== Task goal ==
Single out the lines of the material that contain "チャージ" and copy them.

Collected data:
※ ※ ※

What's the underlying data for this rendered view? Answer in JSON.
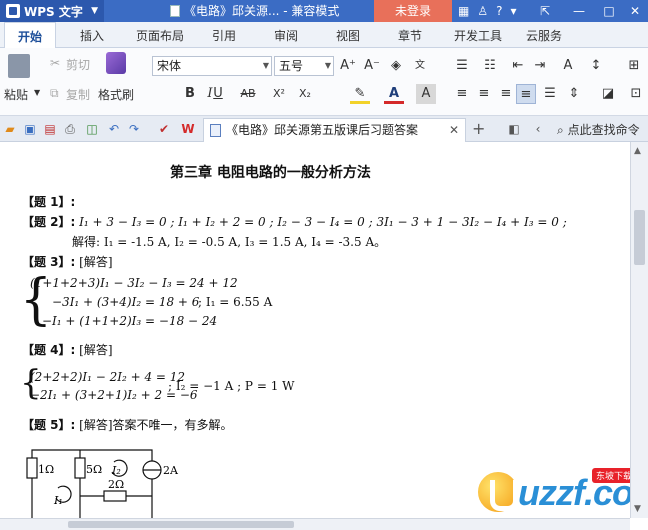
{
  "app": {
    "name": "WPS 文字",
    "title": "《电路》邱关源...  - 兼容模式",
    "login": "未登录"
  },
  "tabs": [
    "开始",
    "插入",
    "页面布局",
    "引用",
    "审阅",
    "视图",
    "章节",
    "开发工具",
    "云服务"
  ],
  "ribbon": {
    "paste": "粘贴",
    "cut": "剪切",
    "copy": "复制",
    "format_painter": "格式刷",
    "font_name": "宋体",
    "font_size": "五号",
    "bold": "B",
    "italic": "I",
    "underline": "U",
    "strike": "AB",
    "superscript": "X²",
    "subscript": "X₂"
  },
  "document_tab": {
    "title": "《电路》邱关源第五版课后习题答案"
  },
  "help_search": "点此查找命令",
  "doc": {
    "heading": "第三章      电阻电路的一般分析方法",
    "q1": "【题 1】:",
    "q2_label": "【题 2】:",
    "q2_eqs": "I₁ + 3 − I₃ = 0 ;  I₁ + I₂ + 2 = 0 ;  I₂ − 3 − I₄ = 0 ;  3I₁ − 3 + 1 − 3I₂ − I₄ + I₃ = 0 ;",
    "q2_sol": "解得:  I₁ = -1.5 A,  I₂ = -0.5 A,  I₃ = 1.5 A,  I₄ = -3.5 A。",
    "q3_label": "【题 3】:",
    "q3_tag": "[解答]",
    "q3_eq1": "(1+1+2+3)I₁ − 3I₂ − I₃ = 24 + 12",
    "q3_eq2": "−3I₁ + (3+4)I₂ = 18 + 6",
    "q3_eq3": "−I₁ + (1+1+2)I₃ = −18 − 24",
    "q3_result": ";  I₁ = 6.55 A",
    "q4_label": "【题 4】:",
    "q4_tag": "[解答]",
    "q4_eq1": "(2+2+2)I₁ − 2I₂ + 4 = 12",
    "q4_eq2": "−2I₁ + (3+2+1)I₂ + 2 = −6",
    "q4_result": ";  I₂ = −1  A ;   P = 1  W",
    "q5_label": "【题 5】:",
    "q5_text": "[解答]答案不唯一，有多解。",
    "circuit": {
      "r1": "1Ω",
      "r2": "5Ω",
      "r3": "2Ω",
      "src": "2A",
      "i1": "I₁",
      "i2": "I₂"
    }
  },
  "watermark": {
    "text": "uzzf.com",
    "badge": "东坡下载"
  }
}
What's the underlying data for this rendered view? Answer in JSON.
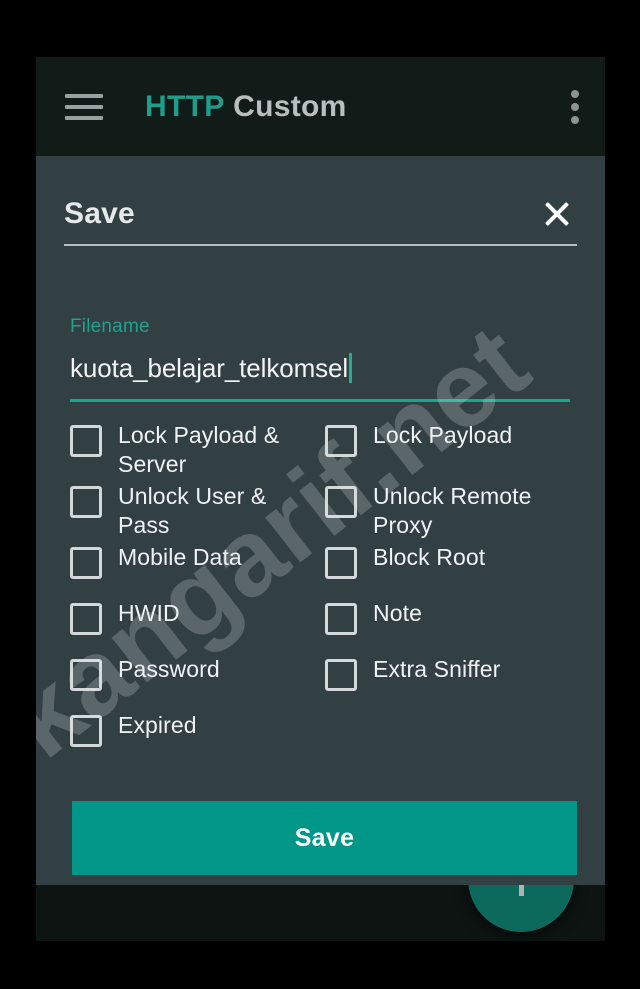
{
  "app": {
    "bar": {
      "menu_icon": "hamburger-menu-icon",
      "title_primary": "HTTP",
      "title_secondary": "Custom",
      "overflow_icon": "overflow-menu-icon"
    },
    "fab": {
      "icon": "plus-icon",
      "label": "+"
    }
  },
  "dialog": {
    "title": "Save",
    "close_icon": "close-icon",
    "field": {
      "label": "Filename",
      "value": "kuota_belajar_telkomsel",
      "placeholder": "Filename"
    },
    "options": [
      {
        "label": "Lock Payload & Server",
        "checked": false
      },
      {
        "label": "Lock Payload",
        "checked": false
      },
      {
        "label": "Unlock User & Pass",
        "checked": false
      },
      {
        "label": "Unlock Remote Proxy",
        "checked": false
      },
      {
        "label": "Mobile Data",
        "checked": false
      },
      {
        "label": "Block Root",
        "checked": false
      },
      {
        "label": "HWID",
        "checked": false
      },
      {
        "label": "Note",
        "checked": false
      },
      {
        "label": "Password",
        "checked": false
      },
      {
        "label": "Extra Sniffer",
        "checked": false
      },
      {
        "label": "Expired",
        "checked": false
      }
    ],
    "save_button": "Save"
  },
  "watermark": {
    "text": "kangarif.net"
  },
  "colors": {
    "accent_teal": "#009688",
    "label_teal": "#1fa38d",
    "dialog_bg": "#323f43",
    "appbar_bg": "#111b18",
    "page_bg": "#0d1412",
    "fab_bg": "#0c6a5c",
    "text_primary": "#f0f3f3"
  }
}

※ ※ ※

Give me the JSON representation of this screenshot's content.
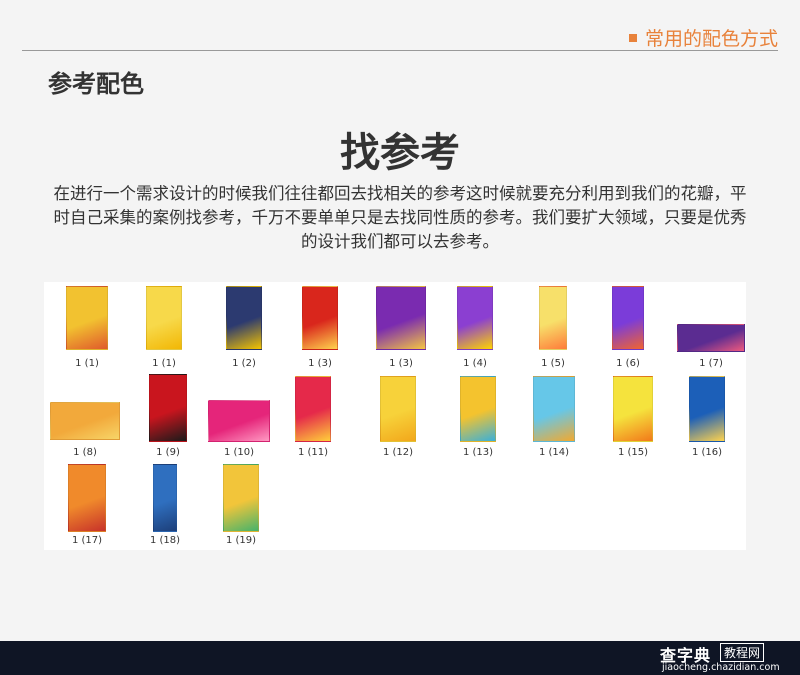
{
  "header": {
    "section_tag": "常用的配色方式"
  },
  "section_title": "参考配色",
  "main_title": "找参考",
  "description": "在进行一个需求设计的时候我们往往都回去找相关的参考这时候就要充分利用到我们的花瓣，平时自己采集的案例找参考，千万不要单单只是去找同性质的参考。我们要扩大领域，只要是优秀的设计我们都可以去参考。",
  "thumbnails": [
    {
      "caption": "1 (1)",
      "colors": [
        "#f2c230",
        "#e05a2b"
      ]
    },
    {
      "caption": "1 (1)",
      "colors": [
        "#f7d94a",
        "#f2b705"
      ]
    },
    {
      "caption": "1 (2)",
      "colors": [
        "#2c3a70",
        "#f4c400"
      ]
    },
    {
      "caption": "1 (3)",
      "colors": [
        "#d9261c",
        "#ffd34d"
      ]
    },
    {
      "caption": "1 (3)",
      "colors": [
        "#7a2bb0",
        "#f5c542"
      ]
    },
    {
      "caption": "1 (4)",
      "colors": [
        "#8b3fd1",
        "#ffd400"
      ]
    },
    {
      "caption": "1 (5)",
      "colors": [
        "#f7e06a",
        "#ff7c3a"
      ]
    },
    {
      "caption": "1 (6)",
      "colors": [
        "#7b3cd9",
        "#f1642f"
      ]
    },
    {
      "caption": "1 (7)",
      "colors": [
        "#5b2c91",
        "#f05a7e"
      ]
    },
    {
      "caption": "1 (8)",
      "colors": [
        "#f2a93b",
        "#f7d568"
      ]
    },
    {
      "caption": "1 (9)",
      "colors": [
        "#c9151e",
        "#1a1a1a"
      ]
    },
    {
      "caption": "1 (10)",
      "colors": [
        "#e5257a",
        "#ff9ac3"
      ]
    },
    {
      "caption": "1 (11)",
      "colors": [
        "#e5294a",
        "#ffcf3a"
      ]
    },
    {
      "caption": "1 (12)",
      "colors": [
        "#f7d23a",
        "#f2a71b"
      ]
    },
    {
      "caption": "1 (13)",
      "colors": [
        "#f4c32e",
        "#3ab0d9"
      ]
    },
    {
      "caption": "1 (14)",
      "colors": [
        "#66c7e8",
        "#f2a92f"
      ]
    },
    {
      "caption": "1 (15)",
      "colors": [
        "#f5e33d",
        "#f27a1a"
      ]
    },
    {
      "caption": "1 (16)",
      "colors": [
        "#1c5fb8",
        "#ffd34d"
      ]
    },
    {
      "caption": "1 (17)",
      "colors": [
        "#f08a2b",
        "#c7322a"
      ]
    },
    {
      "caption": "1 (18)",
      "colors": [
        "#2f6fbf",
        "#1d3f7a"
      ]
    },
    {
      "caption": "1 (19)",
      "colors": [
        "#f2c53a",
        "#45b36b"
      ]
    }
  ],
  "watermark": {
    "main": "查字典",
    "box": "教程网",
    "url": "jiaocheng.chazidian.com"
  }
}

※ ※ ※

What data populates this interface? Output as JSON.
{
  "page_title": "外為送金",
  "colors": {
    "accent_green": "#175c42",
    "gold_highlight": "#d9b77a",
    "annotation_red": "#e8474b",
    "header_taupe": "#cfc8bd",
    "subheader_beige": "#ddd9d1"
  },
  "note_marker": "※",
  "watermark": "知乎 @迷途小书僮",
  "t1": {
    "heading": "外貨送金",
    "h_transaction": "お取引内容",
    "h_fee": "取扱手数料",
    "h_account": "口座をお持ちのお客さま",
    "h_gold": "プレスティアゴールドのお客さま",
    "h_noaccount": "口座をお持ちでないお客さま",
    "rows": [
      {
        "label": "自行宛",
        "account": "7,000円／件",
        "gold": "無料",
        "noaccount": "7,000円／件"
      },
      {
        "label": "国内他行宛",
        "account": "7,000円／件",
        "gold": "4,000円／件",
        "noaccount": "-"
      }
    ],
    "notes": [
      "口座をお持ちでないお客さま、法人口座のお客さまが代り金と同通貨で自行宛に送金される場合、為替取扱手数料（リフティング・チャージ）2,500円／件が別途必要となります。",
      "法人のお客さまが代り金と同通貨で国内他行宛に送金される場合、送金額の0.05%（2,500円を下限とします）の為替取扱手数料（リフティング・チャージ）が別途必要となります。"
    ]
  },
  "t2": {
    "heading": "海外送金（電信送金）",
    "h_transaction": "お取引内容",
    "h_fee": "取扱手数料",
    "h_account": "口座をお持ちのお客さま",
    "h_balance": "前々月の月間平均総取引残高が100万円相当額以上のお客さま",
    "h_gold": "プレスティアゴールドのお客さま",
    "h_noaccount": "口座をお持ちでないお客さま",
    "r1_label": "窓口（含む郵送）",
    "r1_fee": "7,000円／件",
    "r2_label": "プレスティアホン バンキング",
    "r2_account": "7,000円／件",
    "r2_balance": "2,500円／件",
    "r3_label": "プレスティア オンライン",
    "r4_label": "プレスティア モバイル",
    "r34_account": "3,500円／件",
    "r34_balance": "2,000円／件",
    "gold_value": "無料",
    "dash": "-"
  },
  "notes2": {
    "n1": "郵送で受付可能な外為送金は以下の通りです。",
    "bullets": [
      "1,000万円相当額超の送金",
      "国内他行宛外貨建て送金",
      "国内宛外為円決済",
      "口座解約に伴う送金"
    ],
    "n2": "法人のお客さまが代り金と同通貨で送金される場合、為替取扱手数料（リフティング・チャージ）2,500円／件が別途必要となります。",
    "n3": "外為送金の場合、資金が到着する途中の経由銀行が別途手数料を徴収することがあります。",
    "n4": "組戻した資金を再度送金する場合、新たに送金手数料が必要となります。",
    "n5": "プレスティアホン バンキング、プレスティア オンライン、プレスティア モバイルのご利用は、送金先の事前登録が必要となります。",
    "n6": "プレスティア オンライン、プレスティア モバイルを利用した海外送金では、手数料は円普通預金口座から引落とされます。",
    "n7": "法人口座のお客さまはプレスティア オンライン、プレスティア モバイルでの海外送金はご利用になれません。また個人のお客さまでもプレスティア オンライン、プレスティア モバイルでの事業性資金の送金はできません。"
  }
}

※ ※ ※

== Output of the exercise ==
      "口座をお持ちでないお客さま、法人口座のお客さまが代り金と同通貨で自行宛に送金される場合、為替取扱手数料（リフティング・チャージ）2,500円／件が別途必要となります。",
      "法人のお客さまが代り金と同通貨で国内他行宛に送金される場合、送金額の0.05%（2,500円を下限とします）の為替取扱手数料（リフティング・チャージ）が別途必要となります。"
    "n2": "法人のお客さまが代り金と同通貨で送金される場合、為替取扱手数料（リフティング・チャージ）2,500円／件が別途必要となります。",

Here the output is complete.